======== Given records

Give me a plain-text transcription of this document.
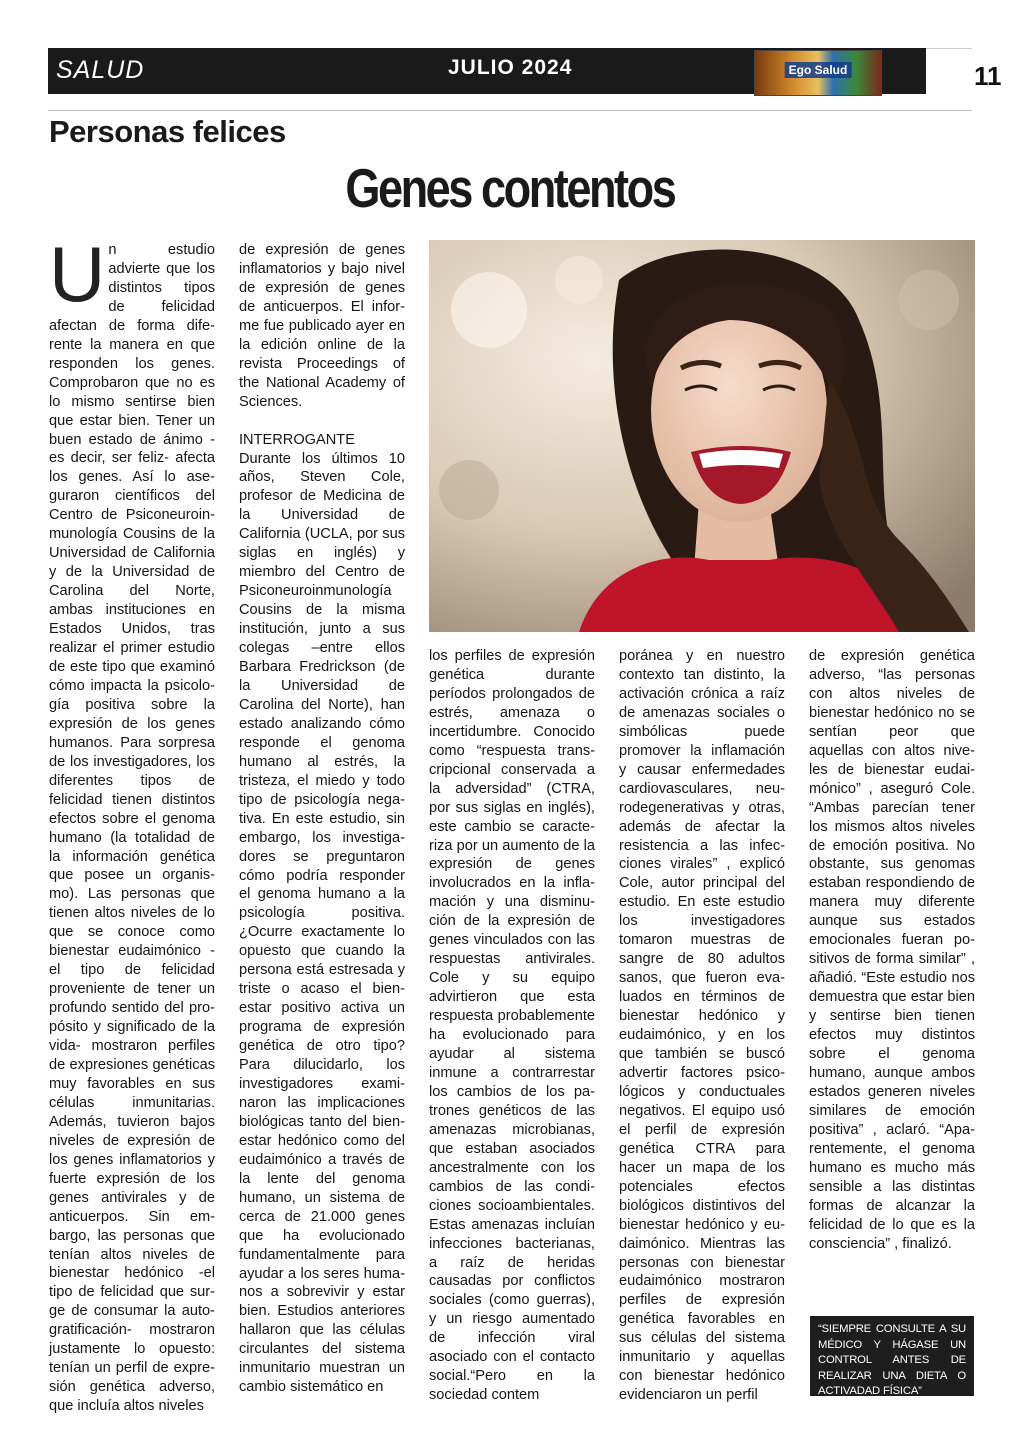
SALUD	JULIO 2024	Ego Salud	11
Personas felices
Genes contentos
U n estudio advierte que los distintos tipos de felicidad afectan de forma diferente la manera en que responden los genes. Comprobaron que no es lo mismo sentirse bien que estar bien. Tener un buen estado de ánimo -es decir, ser feliz- afecta los genes. Así lo aseguraron científicos del Centro de Psiconeuroinmunología Cousins de la Universidad de California y de la Universidad de Carolina del Norte, ambas instituciones en Estados Unidos, tras realizar el primer estudio de este tipo que examinó cómo impacta la psicología positiva sobre la expresión de los genes humanos. Para sorpresa de los investigadores, los diferentes tipos de felicidad tienen distintos efectos sobre el genoma humano (la totalidad de la información genética que posee un organismo). Las personas que tienen altos niveles de lo que se conoce como bienestar eudaimónico -el tipo de felicidad proveniente de tener un profundo sentido del propósito y significado de la vida- mostraron perfiles de expresiones genéticas muy favorables en sus células inmunitarias. Además, tuvieron bajos niveles de expresión de los genes inflamatorios y fuerte expresión de los genes antivirales y de anticuerpos. Sin embargo, las personas que tenían altos niveles de bienestar hedónico -el tipo de felicidad que surge de consumar la autogratificación- mostraron justamente lo opuesto: tenían un perfil de expresión genética adverso, que incluía altos niveles

de expresión de genes inflamatorios y bajo nivel de expresión de genes de anticuerpos. El informe fue publicado ayer en la edición online de la revista Proceedings of the National Academy of Sciences.

INTERROGANTE

Durante los últimos 10 años, Steven Cole, profesor de Medicina de la Universidad de California (UCLA, por sus siglas en inglés) y miembro del Centro de Psiconeuroinmunología Cousins de la misma institución, junto a sus colegas –entre ellos Barbara Fredrickson (de la Universidad de Carolina del Norte), han estado analizando cómo responde el genoma humano al estrés, la tristeza, el miedo y todo tipo de psicología negativa. En este estudio, sin embargo, los investigadores se preguntaron cómo podría responder el genoma humano a la psicología positiva. ¿Ocurre exactamente lo opuesto que cuando la persona está estresada y triste o acaso el bienestar positivo activa un programa de expresión genética de otro tipo? Para dilucidarlo, los investigadores examinaron las implicaciones biológicas tanto del bienestar hedónico como del eudaimónico a través de la lente del genoma humano, un sistema de cerca de 21.000 genes que ha evolucionado fundamentalmente para ayudar a los seres humanos a sobrevivir y estar bien. Estudios anteriores hallaron que las células circulantes del sistema inmunitario muestran un cambio sistemático en

los perfiles de expresión genética durante períodos prolongados de estrés, amenaza o incertidumbre. Conocido como “respuesta transcripcional conservada a la adversidad” (CTRA, por sus siglas en inglés), este cambio se caracteriza por un aumento de la expresión de genes involucrados en la inflamación y una disminución de la expresión de genes vinculados con las respuestas antivirales. Cole y su equipo advirtieron que esta respuesta probablemente ha evolucionado para ayudar al sistema inmune a contrarrestar los cambios de los patrones genéticos de las amenazas microbianas, que estaban asociados ancestralmente con los cambios de las condiciones socioambientales. Estas amenazas incluían infecciones bacterianas, a raíz de heridas causadas por conflictos sociales (como guerras), y un riesgo aumentado de infección viral asociado con el contacto social.“Pero en la sociedad contem

poránea y en nuestro contexto tan distinto, la activación crónica a raíz de amenazas sociales o simbólicas puede promover la inflamación y causar enfermedades cardiovasculares, neurodegenerativas y otras, además de afectar la resistencia a las infecciones virales” , explicó Cole, autor principal del estudio. En este estudio los investigadores tomaron muestras de sangre de 80 adultos sanos, que fueron evaluados en términos de bienestar hedónico y eudaimónico, y en los que también se buscó advertir factores psicológicos y conductuales negativos. El equipo usó el perfil de expresión genética CTRA para hacer un mapa de los potenciales efectos biológicos distintivos del bienestar hedónico y eudaimónico. Mientras las personas con bienestar eudaimónico mostraron perfiles de expresión genética favorables en sus células del sistema inmunitario y aquellas con bienestar hedónico evidenciaron un perfil

de expresión genética adverso, “las personas con altos niveles de bienestar hedónico no se sentían peor que aquellas con altos niveles de bienestar eudaimónico” , aseguró Cole. “Ambas parecían tener los mismos altos niveles de emoción positiva. No obstante, sus genomas estaban respondiendo de manera muy diferente aunque sus estados emocionales fueran positivos de forma similar” , añadió. “Este estudio nos demuestra que estar bien y sentirse bien tienen efectos muy distintos sobre el genoma humano, aunque ambos estados generen niveles similares de emoción positiva” , aclaró. “Aparentemente, el genoma humano es mucho más sensible a las distintas formas de alcanzar la felicidad de lo que es la consciencia” , finalizó.

“SIEMPRE CONSULTE A SU MÉDICO Y HÁGASE UN CONTROL ANTES DE REALIZAR UNA DIETA O ACTIVADAD FÍSICA”
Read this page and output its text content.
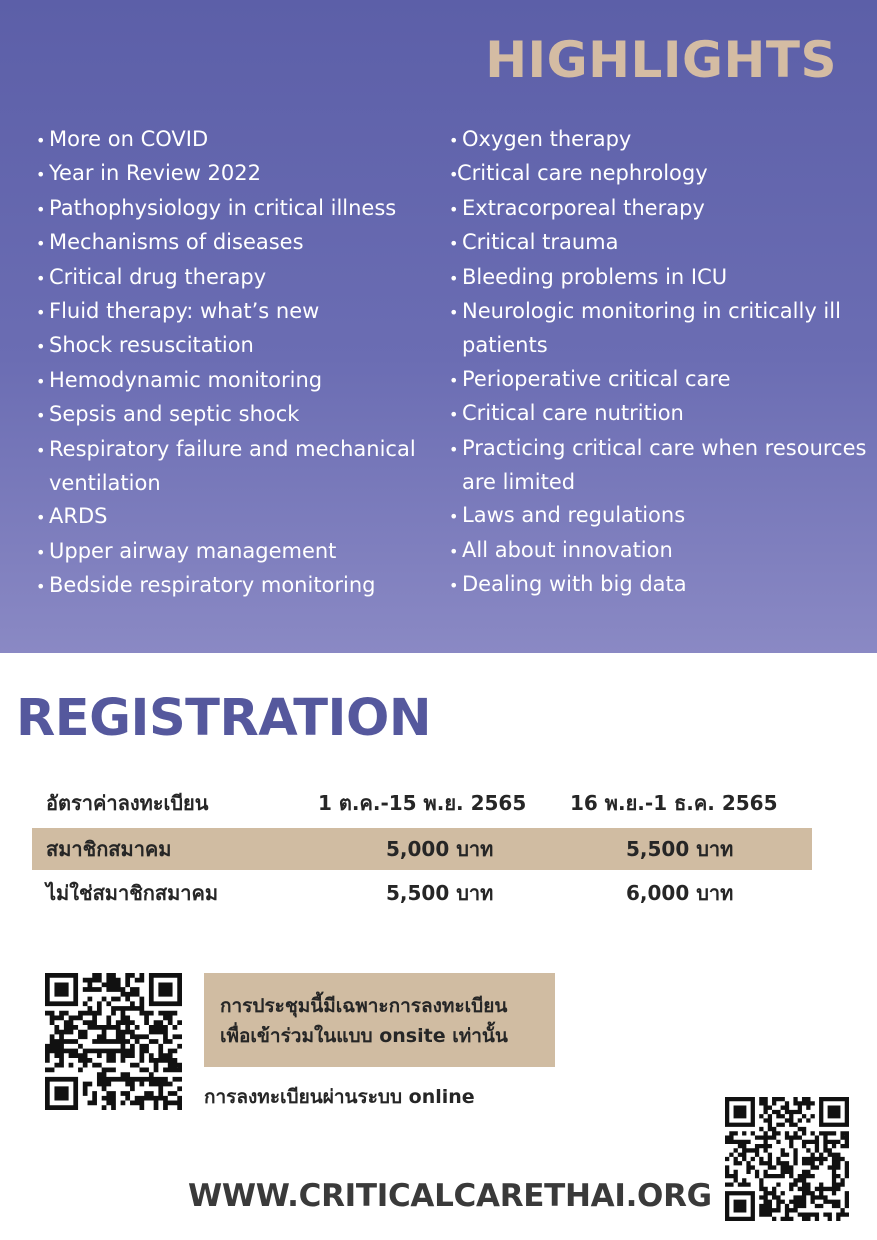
HIGHLIGHTS
• More on COVID
• Year in Review 2022
• Pathophysiology in critical illness
• Mechanisms of diseases
• Critical drug therapy
• Fluid therapy: what’s new
• Shock resuscitation
• Hemodynamic monitoring
• Sepsis and septic shock
• Respiratory failure and mechanical
ventilation
• ARDS
• Upper airway management
• Bedside respiratory monitoring
• Oxygen therapy
• Critical care nephrology
• Extracorporeal therapy
• Critical trauma
• Bleeding problems in ICU
• Neurologic monitoring in critically ill
patients
• Perioperative critical care
• Critical care nutrition
• Practicing critical care when resources
are limited
• Laws and regulations
• All about innovation
• Dealing with big data
REGISTRATION
อัตราค่าลงทะเบียน	1 ต.ค.-15 พ.ย. 2565 16 พ.ย.-1 ธ.ค. 2565
สมาชิกสมาคม	5,000 บาท	5,500 บาท
ไม่ใช่สมาชิกสมาคม	5,500 บาท	6,000 บาท
การประชุมนี้มีเฉพาะการลงทะเบียน
เพื่อเข้าร่วมในแบบ onsite เท่านั้น
การลงทะเบียนผ่านระบบ online
WWW.CRITICALCARETHAI.ORG
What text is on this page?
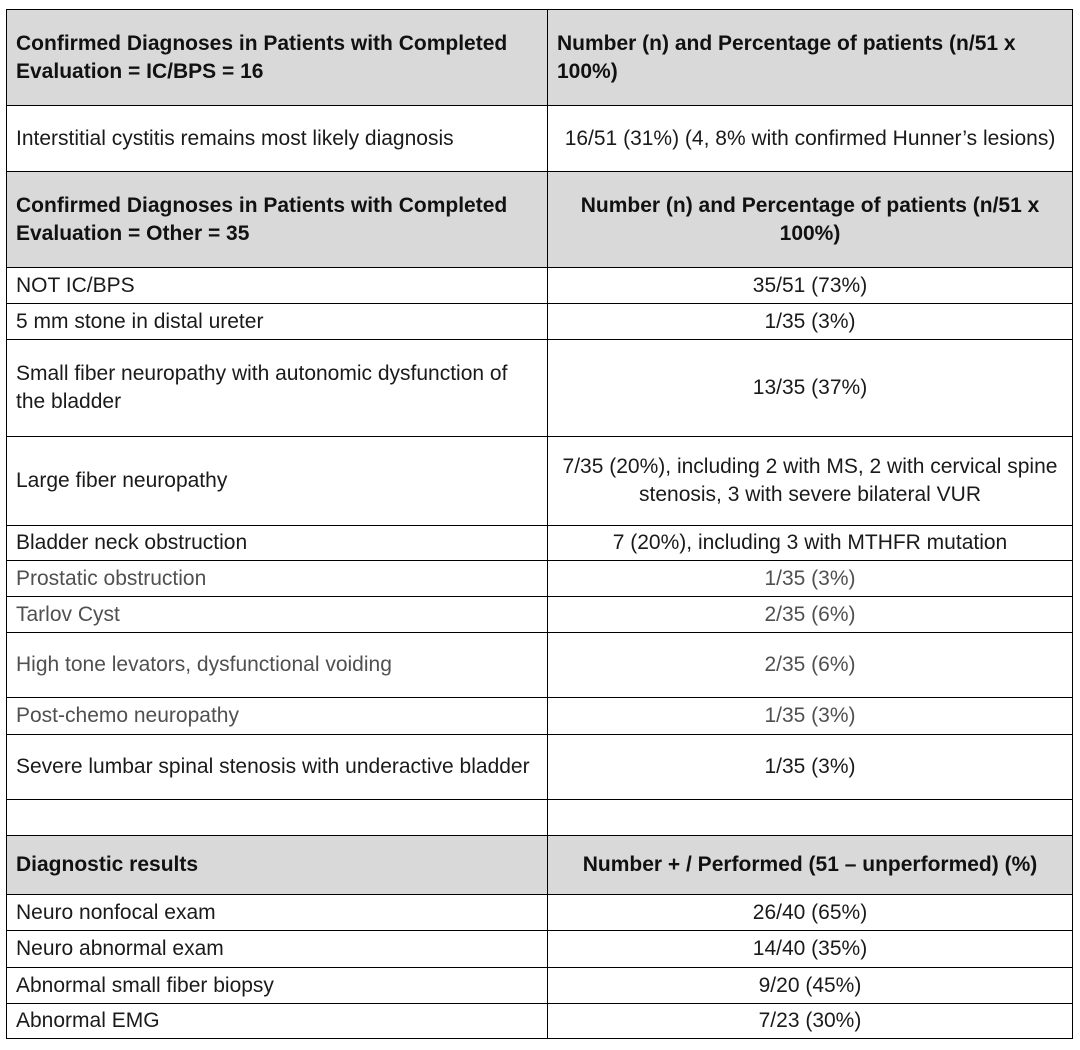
Confirmed Diagnoses in Patients with Completed Evaluation = IC/BPS = 16	Number (n) and Percentage of patients (n/51 x 100%)
Interstitial cystitis remains most likely diagnosis	16/51 (31%) (4, 8% with confirmed Hunner’s lesions)
Confirmed Diagnoses in Patients with Completed Evaluation = Other = 35	Number (n) and Percentage of patients (n/51 x 100%)
NOT IC/BPS	35/51 (73%)
5 mm stone in distal ureter	1/35 (3%)
Small fiber neuropathy with autonomic dysfunction of the bladder	13/35 (37%)
Large fiber neuropathy	7/35 (20%), including 2 with MS, 2 with cervical spine stenosis, 3 with severe bilateral VUR
Bladder neck obstruction	7 (20%), including 3 with MTHFR mutation
Prostatic obstruction	1/35 (3%)
Tarlov Cyst	2/35 (6%)
High tone levators, dysfunctional voiding	2/35 (6%)
Post-chemo neuropathy	1/35 (3%)
Severe lumbar spinal stenosis with underactive bladder	1/35 (3%)

Diagnostic results	Number + / Performed (51 – unperformed) (%)
Neuro nonfocal exam	26/40 (65%)
Neuro abnormal exam	14/40 (35%)
Abnormal small fiber biopsy	9/20 (45%)
Abnormal EMG	7/23 (30%)
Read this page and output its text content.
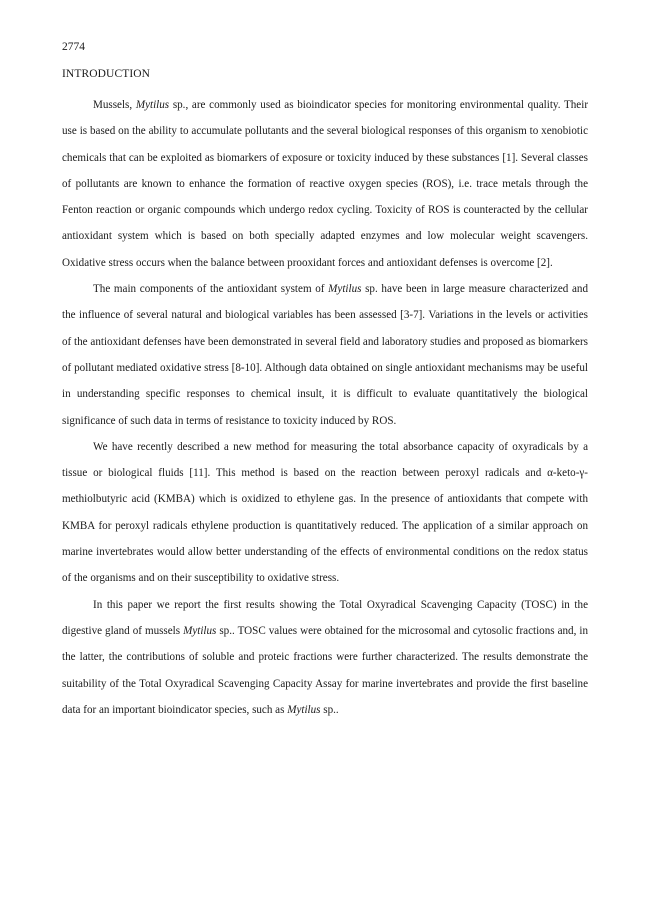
2774
INTRODUCTION

Mussels, Mytilus sp., are commonly used as bioindicator species for monitoring environmental quality. Their use is based on the ability to accumulate pollutants and the several biological responses of this organism to xenobiotic chemicals that can be exploited as biomarkers of exposure or toxicity induced by these substances [1]. Several classes of pollutants are known to enhance the formation of reactive oxygen species (ROS), i.e. trace metals through the Fenton reaction or organic compounds which undergo redox cycling. Toxicity of ROS is counteracted by the cellular antioxidant system which is based on both specially adapted enzymes and low molecular weight scavengers. Oxidative stress occurs when the balance between prooxidant forces and antioxidant defenses is overcome [2].

The main components of the antioxidant system of Mytilus sp. have been in large measure characterized and the influence of several natural and biological variables has been assessed [3-7]. Variations in the levels or activities of the antioxidant defenses have been demonstrated in several field and laboratory studies and proposed as biomarkers of pollutant mediated oxidative stress [8-10]. Although data obtained on single antioxidant mechanisms may be useful in understanding specific responses to chemical insult, it is difficult to evaluate quantitatively the biological significance of such data in terms of resistance to toxicity induced by ROS.

We have recently described a new method for measuring the total absorbance capacity of oxyradicals by a tissue or biological fluids [11]. This method is based on the reaction between peroxyl radicals and α-keto-γ-methiolbutyric acid (KMBA) which is oxidized to ethylene gas. In the presence of antioxidants that compete with KMBA for peroxyl radicals ethylene production is quantitatively reduced. The application of a similar approach on marine invertebrates would allow better understanding of the effects of environmental conditions on the redox status of the organisms and on their susceptibility to oxidative stress.

In this paper we report the first results showing the Total Oxyradical Scavenging Capacity (TOSC) in the digestive gland of mussels Mytilus sp.. TOSC values were obtained for the microsomal and cytosolic fractions and, in the latter, the contributions of soluble and proteic fractions were further characterized. The results demonstrate the suitability of the Total Oxyradical Scavenging Capacity Assay for marine invertebrates and provide the first baseline data for an important bioindicator species, such as Mytilus sp..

================

• **What needs to be done**
Whenever a line of the records holds the string "Number", pick it out and copy it.

• **Problem solution**
Confirmed Diagnoses in Patients with Completed Evaluation = IC/BPS = 16	Number (n) and Percentage of patients (n/51 x 100%)
Confirmed Diagnoses in Patients with Completed Evaluation = Other = 35	Number (n) and Percentage of patients (n/51 x 100%)
Diagnostic results	Number + / Performed (51 – unperformed) (%)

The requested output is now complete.